[Material provided]
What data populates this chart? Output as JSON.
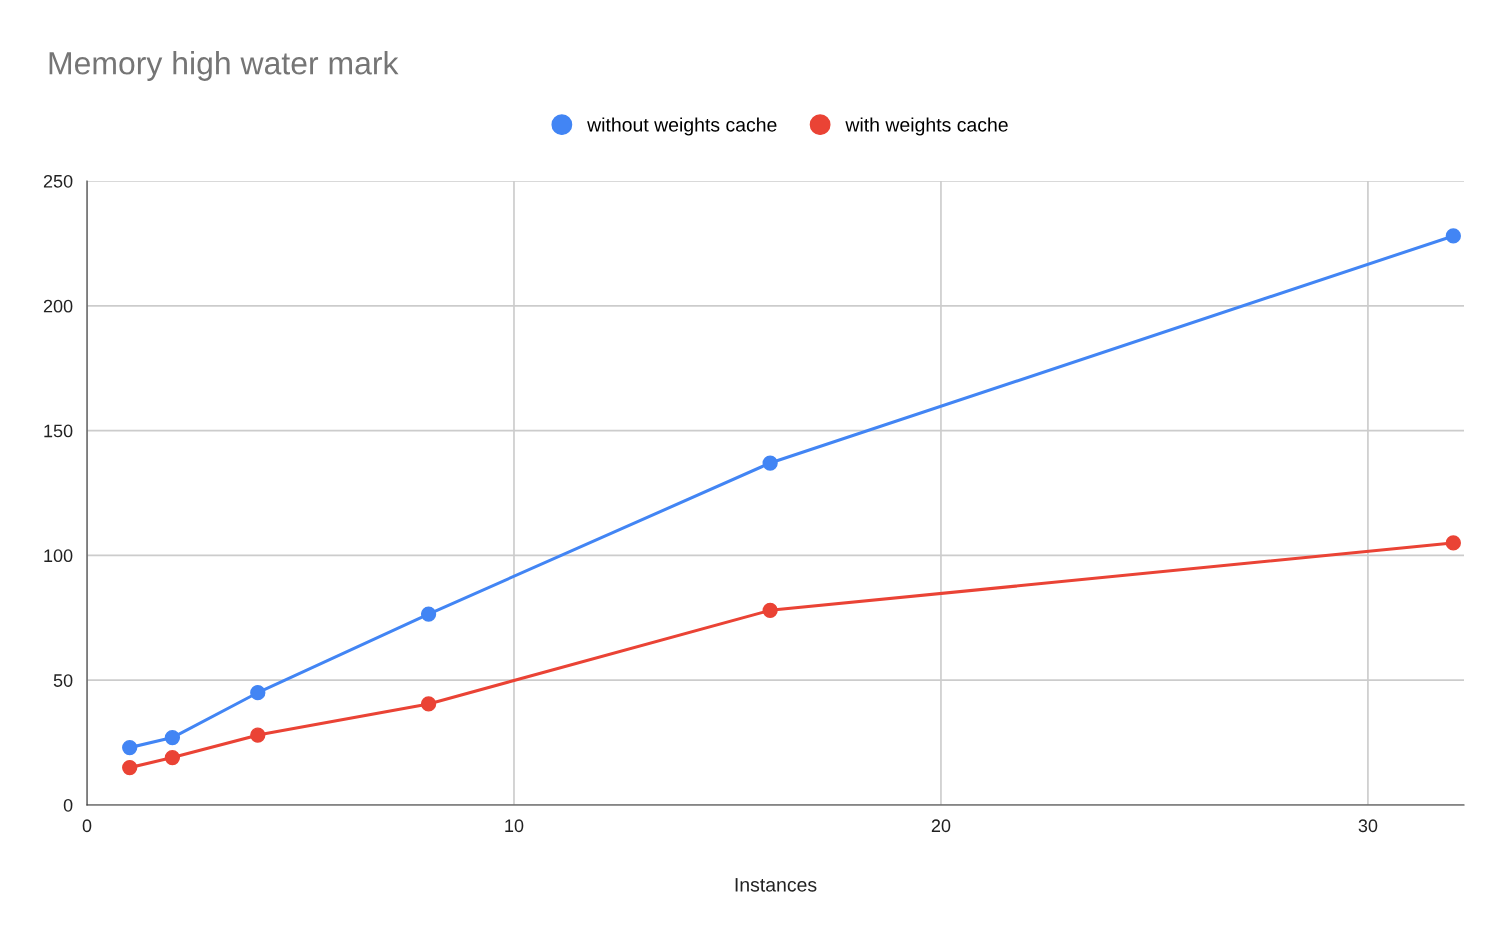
{
  "chart_data": {
    "type": "line",
    "title": "Memory high water mark",
    "xlabel": "Instances",
    "x": [
      1,
      2,
      4,
      8,
      16,
      32
    ],
    "series": [
      {
        "name": "without weights cache",
        "color": "#4285f4",
        "values": [
          23,
          27,
          45,
          76.5,
          137,
          228
        ]
      },
      {
        "name": "with weights cache",
        "color": "#ea4335",
        "values": [
          15,
          19,
          28,
          40.5,
          78,
          105
        ]
      }
    ],
    "xlim": [
      0,
      32.25
    ],
    "xticks": [
      0,
      10,
      20,
      30
    ],
    "ylim": [
      0,
      250
    ],
    "yticks": [
      0,
      50,
      100,
      150,
      200,
      250
    ],
    "grid": true,
    "legend": "top",
    "marker": "circle",
    "line_style": "solid"
  }
}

[Task requirements]
Without the pictures, extract every entry verbatim.

[Result of the exercise]
What data populates this chart? Output as JSON.
{
  "chart_data": {
    "type": "line",
    "title": "Memory high water mark",
    "xlabel": "Instances",
    "x": [
      1,
      2,
      4,
      8,
      16,
      32
    ],
    "series": [
      {
        "name": "without weights cache",
        "color": "#4285f4",
        "values": [
          23,
          27,
          45,
          76.5,
          137,
          228
        ]
      },
      {
        "name": "with weights cache",
        "color": "#ea4335",
        "values": [
          15,
          19,
          28,
          40.5,
          78,
          105
        ]
      }
    ],
    "xlim": [
      0,
      32.25
    ],
    "xticks": [
      0,
      10,
      20,
      30
    ],
    "ylim": [
      0,
      250
    ],
    "yticks": [
      0,
      50,
      100,
      150,
      200,
      250
    ],
    "grid": true,
    "legend": "top",
    "marker": "circle",
    "line_style": "solid"
  }
}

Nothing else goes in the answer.